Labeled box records
-- Begin --

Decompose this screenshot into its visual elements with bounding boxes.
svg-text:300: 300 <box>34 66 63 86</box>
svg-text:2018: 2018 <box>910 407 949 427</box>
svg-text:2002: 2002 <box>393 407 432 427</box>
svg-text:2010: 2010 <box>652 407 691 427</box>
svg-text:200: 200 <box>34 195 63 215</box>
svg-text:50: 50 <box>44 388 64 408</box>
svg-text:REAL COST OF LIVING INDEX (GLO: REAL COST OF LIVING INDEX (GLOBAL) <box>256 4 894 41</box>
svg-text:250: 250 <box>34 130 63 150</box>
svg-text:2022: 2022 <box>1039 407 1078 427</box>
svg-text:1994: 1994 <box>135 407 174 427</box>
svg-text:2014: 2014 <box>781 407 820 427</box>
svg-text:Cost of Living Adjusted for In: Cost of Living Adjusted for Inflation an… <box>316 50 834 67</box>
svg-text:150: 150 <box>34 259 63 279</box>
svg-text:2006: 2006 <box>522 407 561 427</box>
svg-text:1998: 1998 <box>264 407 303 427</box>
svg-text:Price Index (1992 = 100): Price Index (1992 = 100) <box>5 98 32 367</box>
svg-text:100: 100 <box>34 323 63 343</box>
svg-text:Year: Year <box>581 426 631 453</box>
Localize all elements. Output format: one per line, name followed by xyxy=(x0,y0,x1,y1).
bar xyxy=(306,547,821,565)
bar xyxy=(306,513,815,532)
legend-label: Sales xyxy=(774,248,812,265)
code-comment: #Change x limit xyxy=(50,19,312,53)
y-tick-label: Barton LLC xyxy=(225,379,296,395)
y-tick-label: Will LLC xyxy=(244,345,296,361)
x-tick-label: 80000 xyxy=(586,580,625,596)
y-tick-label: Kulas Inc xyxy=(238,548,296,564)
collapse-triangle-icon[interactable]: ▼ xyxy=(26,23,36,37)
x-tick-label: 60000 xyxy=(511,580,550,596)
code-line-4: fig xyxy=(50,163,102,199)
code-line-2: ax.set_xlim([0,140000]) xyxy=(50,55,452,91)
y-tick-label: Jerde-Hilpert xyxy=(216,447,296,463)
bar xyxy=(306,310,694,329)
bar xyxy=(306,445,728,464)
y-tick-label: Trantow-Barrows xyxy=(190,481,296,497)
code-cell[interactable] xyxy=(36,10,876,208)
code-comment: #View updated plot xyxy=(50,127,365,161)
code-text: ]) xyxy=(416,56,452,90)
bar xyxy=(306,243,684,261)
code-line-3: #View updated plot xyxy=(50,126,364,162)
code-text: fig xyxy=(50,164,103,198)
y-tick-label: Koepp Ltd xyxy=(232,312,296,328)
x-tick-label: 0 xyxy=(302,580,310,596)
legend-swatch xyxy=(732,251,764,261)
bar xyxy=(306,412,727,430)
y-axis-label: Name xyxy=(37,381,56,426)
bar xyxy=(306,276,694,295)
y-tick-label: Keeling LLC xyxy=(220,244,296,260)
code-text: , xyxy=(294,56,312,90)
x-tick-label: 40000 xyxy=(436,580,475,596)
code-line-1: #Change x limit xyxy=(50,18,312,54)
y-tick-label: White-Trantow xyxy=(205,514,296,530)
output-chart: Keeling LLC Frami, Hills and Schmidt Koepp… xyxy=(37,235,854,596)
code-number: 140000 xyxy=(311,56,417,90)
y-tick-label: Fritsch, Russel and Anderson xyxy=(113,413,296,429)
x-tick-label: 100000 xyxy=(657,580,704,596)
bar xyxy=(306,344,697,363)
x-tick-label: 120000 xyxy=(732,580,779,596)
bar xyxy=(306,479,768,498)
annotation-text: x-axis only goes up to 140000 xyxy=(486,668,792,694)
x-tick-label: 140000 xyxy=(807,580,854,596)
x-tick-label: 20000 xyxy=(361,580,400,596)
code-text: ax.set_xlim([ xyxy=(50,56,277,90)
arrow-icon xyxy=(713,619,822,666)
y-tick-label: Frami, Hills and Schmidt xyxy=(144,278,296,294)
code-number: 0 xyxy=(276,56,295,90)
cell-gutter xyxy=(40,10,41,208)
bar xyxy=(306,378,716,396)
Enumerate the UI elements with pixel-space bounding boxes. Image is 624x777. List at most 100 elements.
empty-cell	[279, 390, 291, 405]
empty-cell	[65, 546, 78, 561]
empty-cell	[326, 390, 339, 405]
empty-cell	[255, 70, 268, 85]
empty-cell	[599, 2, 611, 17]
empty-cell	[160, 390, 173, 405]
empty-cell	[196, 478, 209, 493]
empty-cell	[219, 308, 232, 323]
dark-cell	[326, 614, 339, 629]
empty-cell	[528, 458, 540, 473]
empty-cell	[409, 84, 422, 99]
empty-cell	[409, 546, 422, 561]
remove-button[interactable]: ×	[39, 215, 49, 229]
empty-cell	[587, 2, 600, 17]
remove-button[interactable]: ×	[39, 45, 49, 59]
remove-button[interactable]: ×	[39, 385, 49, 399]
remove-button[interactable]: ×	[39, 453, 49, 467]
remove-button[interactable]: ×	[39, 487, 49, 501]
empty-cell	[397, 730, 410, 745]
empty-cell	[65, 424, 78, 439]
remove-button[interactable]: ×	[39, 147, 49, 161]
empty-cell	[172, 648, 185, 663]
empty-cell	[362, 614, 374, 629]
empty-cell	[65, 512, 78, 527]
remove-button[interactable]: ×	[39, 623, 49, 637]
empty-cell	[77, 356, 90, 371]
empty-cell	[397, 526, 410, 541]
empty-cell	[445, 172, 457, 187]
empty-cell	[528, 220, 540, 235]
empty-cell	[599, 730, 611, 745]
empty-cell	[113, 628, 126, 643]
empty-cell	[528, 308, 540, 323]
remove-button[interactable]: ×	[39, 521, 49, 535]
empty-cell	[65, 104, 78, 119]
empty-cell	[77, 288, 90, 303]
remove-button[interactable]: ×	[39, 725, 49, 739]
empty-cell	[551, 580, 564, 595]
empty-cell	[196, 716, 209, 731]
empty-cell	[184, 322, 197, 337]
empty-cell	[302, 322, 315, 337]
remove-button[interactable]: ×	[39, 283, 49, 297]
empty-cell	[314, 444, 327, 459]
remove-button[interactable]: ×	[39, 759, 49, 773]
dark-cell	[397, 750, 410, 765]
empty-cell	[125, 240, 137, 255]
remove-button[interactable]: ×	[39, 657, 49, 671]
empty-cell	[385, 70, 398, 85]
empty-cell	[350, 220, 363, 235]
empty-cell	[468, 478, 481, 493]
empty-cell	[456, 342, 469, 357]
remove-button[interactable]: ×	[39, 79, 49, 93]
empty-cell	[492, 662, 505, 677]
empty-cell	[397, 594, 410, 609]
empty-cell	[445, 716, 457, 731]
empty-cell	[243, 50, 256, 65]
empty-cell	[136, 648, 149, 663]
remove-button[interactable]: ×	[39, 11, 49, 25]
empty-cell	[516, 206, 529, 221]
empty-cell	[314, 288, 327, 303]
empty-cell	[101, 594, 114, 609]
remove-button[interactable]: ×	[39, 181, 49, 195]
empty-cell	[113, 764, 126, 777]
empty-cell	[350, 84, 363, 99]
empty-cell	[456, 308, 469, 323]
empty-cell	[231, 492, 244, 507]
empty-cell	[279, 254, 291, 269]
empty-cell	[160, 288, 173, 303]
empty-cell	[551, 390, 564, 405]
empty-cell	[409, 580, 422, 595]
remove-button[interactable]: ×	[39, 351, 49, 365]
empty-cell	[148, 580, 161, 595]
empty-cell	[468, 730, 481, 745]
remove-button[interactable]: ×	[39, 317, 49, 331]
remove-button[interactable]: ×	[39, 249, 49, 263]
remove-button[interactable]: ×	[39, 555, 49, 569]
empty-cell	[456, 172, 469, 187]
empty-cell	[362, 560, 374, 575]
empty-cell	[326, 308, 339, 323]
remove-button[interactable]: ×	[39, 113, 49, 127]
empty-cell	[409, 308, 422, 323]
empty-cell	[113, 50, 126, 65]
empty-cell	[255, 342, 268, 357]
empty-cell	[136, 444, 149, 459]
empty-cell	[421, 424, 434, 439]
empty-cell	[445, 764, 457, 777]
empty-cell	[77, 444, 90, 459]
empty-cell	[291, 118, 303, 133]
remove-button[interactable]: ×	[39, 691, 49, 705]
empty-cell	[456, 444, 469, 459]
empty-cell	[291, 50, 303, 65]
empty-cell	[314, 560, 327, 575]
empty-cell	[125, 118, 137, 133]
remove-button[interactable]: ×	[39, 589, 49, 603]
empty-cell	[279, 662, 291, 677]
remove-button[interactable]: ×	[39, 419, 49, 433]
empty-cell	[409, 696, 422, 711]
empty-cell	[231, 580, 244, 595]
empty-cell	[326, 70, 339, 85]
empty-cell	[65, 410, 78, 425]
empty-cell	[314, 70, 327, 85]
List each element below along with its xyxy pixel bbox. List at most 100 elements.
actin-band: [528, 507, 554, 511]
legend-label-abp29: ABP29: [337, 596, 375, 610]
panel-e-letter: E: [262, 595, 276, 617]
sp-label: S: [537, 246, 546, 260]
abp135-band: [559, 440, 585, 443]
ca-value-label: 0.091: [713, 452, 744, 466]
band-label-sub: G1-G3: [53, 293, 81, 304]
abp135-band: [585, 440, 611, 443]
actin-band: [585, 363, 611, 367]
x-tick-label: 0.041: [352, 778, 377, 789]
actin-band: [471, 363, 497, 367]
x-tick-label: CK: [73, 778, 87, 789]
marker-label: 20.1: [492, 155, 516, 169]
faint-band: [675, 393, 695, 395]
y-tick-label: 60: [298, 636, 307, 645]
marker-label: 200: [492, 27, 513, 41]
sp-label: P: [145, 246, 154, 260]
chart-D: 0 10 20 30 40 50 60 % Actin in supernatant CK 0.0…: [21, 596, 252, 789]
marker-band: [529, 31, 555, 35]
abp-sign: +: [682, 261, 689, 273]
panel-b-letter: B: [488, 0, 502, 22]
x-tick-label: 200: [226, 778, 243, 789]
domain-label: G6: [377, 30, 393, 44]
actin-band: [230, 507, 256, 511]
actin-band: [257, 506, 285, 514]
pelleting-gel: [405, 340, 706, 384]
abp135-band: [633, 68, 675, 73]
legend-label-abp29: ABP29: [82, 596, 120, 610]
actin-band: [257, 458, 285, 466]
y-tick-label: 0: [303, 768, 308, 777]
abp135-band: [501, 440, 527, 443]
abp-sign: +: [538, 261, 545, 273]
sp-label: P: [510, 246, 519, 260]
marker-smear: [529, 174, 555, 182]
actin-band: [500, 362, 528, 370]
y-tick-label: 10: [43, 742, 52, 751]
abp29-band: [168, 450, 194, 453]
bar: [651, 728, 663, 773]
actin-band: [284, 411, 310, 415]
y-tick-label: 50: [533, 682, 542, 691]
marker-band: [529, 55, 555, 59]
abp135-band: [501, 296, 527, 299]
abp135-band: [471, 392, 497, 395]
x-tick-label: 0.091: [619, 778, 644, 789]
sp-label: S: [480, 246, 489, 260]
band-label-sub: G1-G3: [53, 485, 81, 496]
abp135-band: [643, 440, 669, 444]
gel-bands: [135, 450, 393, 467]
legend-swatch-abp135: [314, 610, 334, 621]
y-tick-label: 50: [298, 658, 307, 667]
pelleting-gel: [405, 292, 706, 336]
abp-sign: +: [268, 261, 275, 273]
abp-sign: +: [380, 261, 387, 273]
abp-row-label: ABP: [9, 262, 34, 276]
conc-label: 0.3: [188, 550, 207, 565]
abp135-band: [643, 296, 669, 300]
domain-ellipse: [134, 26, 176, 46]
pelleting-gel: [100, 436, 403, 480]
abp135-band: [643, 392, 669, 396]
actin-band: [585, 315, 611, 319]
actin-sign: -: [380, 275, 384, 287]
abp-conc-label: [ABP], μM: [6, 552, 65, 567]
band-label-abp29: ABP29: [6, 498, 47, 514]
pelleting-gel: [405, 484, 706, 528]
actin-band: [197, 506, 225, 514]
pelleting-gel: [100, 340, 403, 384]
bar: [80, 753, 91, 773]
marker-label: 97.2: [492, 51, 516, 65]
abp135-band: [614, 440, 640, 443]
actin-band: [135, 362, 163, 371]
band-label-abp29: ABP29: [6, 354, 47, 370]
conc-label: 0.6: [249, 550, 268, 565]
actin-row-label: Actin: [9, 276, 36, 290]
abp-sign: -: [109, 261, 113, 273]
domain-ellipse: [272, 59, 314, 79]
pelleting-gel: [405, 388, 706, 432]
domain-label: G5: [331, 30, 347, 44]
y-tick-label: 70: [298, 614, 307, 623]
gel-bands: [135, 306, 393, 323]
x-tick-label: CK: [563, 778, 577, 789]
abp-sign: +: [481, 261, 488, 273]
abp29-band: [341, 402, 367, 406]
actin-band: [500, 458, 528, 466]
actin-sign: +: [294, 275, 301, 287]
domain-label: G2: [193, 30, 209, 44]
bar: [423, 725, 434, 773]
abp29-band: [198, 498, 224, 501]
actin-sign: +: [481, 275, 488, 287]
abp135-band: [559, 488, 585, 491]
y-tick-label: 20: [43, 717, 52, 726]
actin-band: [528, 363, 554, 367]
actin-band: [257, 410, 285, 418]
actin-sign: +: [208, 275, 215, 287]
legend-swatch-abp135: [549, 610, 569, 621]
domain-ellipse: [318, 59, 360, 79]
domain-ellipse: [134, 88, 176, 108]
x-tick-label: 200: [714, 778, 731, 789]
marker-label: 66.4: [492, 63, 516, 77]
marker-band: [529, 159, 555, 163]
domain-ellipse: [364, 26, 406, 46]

-- End --

Retype the data above, starting at its first line and ending at the line that contains "bar xyxy=(306,445,728,464)".

Decompose this screenshot into its visual elements with bounding boxes.
svg-text:300: 300 <box>34 66 63 86</box>
svg-text:2018: 2018 <box>910 407 949 427</box>
svg-text:2002: 2002 <box>393 407 432 427</box>
svg-text:2010: 2010 <box>652 407 691 427</box>
svg-text:200: 200 <box>34 195 63 215</box>
svg-text:50: 50 <box>44 388 64 408</box>
svg-text:REAL COST OF LIVING INDEX (GLO: REAL COST OF LIVING INDEX (GLOBAL) <box>256 4 894 41</box>
svg-text:250: 250 <box>34 130 63 150</box>
svg-text:2022: 2022 <box>1039 407 1078 427</box>
svg-text:1994: 1994 <box>135 407 174 427</box>
svg-text:2014: 2014 <box>781 407 820 427</box>
svg-text:Cost of Living Adjusted for In: Cost of Living Adjusted for Inflation an… <box>316 50 834 67</box>
svg-text:150: 150 <box>34 259 63 279</box>
svg-text:2006: 2006 <box>522 407 561 427</box>
svg-text:1998: 1998 <box>264 407 303 427</box>
svg-text:Price Index (1992 = 100): Price Index (1992 = 100) <box>5 98 32 367</box>
svg-text:100: 100 <box>34 323 63 343</box>
svg-text:Year: Year <box>581 426 631 453</box>
Localize all elements. Output format: one per line, name followed by xyxy=(x0,y0,x1,y1).
bar xyxy=(306,547,821,565)
bar xyxy=(306,513,815,532)
legend-label: Sales xyxy=(774,248,812,265)
code-comment: #Change x limit xyxy=(50,19,312,53)
y-tick-label: Barton LLC xyxy=(225,379,296,395)
y-tick-label: Will LLC xyxy=(244,345,296,361)
x-tick-label: 80000 xyxy=(586,580,625,596)
y-tick-label: Kulas Inc xyxy=(238,548,296,564)
collapse-triangle-icon[interactable]: ▼ xyxy=(26,23,36,37)
x-tick-label: 60000 xyxy=(511,580,550,596)
code-line-4: fig xyxy=(50,163,102,199)
code-line-2: ax.set_xlim([0,140000]) xyxy=(50,55,452,91)
y-tick-label: Jerde-Hilpert xyxy=(216,447,296,463)
bar xyxy=(306,310,694,329)
bar xyxy=(306,445,728,464)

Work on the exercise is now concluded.